### Stated goal
Output the data below in full, character for character.

--- START OF Data for processing ---

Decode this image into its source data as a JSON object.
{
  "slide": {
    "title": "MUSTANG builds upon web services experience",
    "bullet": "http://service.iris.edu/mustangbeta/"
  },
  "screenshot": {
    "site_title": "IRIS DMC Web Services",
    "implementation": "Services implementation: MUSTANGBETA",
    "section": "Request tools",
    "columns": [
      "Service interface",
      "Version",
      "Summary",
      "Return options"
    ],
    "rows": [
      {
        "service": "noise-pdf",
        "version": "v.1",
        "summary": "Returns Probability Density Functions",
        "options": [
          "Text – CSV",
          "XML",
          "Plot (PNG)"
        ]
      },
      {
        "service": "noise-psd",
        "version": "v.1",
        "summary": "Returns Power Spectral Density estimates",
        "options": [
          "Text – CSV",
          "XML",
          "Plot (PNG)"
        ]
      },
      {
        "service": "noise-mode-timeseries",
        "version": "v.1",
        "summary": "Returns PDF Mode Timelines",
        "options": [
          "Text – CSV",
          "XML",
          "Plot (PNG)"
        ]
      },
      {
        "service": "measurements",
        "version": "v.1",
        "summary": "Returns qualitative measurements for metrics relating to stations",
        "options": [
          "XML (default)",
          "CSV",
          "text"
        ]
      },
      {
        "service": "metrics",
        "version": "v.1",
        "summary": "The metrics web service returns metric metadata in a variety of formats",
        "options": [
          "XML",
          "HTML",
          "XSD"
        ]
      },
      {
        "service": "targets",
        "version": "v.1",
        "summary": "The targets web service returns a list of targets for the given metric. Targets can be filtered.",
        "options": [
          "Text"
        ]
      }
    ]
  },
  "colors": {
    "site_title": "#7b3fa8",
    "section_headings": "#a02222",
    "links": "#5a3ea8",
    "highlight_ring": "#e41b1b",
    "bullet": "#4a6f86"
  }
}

--- END OF Data for processing ---

### Answer to this exercise
Decode this image into its source data as a JSON object.
{
  "slide": {
    "title": "MUSTANG builds upon web services experience",
    "bullet": "http://service.iris.edu/mustangbeta/"
  },
  "screenshot": {
    "site_title": "IRIS DMC Web Services",
    "implementation": "Services implementation: MUSTANGBETA",
    "section": "Request tools",
    "columns": [
      "Service interface",
      "Version",
      "Summary",
      "Return options"
    ],
    "rows": [
      {
        "service": "noise-pdf",
        "version": "v.1",
        "summary": "Returns Probability Density Functions",
        "options": [
          "Text – CSV",
          "XML",
          "Plot (PNG)"
        ]
      },
      {
        "service": "noise-psd",
        "version": "v.1",
        "summary": "Returns Power Spectral Density estimates",
        "options": [
          "Text – CSV",
          "XML",
          "Plot (PNG)"
        ]
      },
      {
        "service": "noise-mode-timeseries",
        "version": "v.1",
        "summary": "Returns PDF Mode Timelines",
        "options": [
          "Text – CSV",
          "XML",
          "Plot (PNG)"
        ]
      },
      {
        "service": "measurements",
        "version": "v.1",
        "summary": "Returns qualitative measurements for metrics relating to stations",
        "options": [
          "XML (default)",
          "CSV",
          "text"
        ]
      },
      {
        "service": "metrics",
        "version": "v.1",
        "summary": "The metrics web service returns metric metadata in a variety of formats",
        "options": [
          "XML",
          "HTML",
          "XSD"
        ]
      },
      {
        "service": "targets",
        "version": "v.1",
        "summary": "The targets web service returns a list of targets for the given metric. Targets can be filtered.",
        "options": [
          "Text"
        ]
      }
    ]
  },
  "colors": {
    "site_title": "#7b3fa8",
    "section_headings": "#a02222",
    "links": "#5a3ea8",
    "highlight_ring": "#e41b1b",
    "bullet": "#4a6f86"
  }
}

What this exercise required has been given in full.